### What is being asked
Search the records for the word "охраны" and report each line that has it.
####
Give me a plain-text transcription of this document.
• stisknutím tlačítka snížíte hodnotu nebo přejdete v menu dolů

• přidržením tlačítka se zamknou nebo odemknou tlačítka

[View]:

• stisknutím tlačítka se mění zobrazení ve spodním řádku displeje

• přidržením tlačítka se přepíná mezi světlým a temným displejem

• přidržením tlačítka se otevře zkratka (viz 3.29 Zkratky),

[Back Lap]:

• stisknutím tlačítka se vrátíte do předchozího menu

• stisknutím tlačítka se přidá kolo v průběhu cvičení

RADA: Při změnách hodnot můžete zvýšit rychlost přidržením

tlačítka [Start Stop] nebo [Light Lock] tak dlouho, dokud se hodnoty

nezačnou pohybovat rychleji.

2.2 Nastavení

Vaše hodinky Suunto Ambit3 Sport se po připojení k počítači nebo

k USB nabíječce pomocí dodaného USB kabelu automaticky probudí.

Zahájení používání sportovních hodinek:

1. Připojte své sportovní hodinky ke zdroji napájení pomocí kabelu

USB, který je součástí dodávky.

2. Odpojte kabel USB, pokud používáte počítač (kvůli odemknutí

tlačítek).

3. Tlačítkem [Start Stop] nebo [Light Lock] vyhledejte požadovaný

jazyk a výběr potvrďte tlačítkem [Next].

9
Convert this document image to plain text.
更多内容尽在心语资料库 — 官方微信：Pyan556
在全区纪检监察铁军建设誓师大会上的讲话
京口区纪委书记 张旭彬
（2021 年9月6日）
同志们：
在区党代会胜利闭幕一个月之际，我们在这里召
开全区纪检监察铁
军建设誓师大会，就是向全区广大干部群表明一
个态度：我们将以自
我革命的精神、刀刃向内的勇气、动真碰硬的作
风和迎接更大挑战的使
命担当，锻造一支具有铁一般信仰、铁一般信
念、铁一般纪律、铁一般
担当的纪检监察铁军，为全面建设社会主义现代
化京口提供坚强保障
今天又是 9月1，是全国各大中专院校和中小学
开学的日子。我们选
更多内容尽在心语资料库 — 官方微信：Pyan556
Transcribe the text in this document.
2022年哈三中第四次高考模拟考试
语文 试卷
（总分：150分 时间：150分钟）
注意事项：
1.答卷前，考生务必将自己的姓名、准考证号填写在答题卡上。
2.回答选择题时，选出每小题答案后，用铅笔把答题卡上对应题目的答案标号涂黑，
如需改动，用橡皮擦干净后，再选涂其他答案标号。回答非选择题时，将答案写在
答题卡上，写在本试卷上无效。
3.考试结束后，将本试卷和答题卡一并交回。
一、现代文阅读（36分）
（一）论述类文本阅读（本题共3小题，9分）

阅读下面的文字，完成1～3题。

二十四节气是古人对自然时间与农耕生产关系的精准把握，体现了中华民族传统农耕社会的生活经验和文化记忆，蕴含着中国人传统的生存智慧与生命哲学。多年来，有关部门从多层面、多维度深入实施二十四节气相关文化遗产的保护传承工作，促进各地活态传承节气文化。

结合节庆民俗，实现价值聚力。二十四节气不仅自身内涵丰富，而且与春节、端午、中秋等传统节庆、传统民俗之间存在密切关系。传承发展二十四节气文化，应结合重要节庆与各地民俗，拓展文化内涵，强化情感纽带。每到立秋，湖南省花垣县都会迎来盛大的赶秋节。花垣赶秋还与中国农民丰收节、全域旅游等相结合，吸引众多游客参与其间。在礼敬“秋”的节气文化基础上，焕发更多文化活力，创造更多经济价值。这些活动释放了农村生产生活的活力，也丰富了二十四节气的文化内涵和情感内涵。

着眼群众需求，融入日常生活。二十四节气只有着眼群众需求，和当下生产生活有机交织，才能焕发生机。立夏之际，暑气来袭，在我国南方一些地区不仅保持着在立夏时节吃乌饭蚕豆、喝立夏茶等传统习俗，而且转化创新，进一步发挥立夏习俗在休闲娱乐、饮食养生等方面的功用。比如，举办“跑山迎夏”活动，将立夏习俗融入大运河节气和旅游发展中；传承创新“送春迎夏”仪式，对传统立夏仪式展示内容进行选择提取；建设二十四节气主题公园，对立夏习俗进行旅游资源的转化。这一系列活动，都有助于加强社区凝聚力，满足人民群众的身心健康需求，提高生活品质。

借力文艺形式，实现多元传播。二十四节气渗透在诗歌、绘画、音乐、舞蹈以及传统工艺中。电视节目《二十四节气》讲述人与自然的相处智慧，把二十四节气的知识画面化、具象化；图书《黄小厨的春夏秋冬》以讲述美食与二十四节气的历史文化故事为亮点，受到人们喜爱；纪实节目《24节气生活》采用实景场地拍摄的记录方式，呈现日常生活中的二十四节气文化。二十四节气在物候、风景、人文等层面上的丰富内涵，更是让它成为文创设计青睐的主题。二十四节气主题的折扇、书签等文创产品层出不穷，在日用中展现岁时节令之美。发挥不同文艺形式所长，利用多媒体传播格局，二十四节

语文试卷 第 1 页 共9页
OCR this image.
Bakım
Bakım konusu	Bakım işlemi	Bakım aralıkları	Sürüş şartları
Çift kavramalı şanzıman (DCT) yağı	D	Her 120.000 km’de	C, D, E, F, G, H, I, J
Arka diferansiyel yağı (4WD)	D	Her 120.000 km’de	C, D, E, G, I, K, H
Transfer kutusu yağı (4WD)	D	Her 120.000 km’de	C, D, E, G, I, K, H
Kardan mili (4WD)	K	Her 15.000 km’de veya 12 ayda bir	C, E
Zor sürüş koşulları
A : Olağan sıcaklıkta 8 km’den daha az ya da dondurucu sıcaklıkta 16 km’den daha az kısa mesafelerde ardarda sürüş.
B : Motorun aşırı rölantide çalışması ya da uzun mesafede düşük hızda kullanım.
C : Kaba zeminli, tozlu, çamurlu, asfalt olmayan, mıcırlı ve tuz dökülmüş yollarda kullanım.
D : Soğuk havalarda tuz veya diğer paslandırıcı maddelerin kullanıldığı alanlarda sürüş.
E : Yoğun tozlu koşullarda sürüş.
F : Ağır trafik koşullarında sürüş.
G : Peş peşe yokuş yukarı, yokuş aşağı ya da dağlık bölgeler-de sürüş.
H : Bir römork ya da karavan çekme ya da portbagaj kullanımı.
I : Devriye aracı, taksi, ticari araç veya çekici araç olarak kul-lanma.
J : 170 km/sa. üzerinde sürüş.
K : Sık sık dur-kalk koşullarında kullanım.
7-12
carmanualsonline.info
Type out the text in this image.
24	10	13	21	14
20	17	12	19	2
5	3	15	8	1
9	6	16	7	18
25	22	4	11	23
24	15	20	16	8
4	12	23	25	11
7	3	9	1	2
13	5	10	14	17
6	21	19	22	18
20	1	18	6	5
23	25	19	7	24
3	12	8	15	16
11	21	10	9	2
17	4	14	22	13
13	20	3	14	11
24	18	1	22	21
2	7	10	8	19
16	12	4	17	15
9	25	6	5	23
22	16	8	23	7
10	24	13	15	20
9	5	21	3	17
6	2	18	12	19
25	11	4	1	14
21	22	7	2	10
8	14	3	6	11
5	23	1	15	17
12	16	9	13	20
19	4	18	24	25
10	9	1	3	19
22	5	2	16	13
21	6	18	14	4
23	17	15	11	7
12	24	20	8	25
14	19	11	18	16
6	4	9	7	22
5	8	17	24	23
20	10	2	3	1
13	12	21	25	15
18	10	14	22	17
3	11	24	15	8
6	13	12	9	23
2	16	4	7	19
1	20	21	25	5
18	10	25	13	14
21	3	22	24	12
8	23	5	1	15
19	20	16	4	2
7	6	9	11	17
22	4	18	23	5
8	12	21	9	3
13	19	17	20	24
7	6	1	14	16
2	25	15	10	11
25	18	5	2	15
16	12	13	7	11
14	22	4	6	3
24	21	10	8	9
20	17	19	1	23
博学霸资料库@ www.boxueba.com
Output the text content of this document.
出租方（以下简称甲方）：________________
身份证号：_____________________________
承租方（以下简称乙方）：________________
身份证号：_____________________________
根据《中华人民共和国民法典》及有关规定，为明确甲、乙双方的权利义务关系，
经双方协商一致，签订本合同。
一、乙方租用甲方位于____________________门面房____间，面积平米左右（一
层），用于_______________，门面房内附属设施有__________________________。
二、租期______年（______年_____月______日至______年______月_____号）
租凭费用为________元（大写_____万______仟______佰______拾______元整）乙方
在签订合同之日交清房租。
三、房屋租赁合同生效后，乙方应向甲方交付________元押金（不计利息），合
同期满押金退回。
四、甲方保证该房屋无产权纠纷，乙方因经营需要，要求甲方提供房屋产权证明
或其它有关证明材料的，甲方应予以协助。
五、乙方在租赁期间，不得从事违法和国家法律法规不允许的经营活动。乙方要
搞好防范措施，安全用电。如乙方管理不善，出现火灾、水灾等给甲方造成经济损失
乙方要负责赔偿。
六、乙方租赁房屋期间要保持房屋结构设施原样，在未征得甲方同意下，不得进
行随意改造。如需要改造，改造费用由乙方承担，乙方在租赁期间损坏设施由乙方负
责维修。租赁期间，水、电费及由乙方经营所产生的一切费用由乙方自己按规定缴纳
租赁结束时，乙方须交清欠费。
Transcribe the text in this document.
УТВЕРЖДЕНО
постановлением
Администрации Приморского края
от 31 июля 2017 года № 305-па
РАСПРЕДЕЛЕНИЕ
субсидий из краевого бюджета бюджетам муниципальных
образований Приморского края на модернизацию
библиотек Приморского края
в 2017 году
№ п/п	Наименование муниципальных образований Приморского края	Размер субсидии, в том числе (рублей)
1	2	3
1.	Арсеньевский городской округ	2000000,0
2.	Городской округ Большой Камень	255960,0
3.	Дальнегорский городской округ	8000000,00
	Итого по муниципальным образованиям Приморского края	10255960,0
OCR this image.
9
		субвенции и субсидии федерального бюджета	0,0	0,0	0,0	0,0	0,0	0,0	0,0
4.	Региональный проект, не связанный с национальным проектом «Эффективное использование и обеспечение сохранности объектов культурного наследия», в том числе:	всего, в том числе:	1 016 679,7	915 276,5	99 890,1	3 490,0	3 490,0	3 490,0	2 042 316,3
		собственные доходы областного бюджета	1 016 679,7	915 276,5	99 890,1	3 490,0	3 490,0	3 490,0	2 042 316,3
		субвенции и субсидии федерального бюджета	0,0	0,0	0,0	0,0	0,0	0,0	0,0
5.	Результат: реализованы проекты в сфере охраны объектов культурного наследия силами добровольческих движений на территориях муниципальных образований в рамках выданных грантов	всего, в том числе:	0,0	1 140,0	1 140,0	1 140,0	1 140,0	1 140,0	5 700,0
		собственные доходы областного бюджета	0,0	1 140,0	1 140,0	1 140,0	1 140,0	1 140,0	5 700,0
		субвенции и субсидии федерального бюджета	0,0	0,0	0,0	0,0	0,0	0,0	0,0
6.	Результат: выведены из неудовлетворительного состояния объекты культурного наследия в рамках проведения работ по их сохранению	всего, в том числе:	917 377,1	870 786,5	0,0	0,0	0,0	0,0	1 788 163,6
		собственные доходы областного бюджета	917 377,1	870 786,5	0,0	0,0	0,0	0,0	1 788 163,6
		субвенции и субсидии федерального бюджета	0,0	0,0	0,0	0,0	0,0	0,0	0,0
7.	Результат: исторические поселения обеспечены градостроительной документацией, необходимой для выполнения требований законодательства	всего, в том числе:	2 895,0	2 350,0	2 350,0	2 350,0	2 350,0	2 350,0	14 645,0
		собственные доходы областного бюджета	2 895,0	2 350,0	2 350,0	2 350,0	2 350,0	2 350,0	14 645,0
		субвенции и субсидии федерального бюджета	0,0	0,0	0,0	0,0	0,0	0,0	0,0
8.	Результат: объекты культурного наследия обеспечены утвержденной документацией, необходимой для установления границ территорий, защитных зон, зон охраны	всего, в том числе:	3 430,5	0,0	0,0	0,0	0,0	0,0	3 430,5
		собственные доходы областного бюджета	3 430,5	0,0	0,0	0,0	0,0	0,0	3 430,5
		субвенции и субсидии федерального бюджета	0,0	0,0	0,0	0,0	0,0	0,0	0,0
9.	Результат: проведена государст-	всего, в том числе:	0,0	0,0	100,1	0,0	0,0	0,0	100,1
####
### Completed task
5.	Результат: реализованы проекты в сфере охраны объектов культурного наследия силами добровольческих движений на территориях муниципальных образований в рамках выданных грантов	всего, в том числе:	0,0	1 140,0	1 140,0	1 140,0	1 140,0	1 140,0	5 700,0
8.	Результат: объекты культурного наследия обеспечены утвержденной документацией, необходимой для установления границ территорий, защитных зон, зон охраны	всего, в том числе:	3 430,5	0,0	0,0	0,0	0,0	0,0	3 430,5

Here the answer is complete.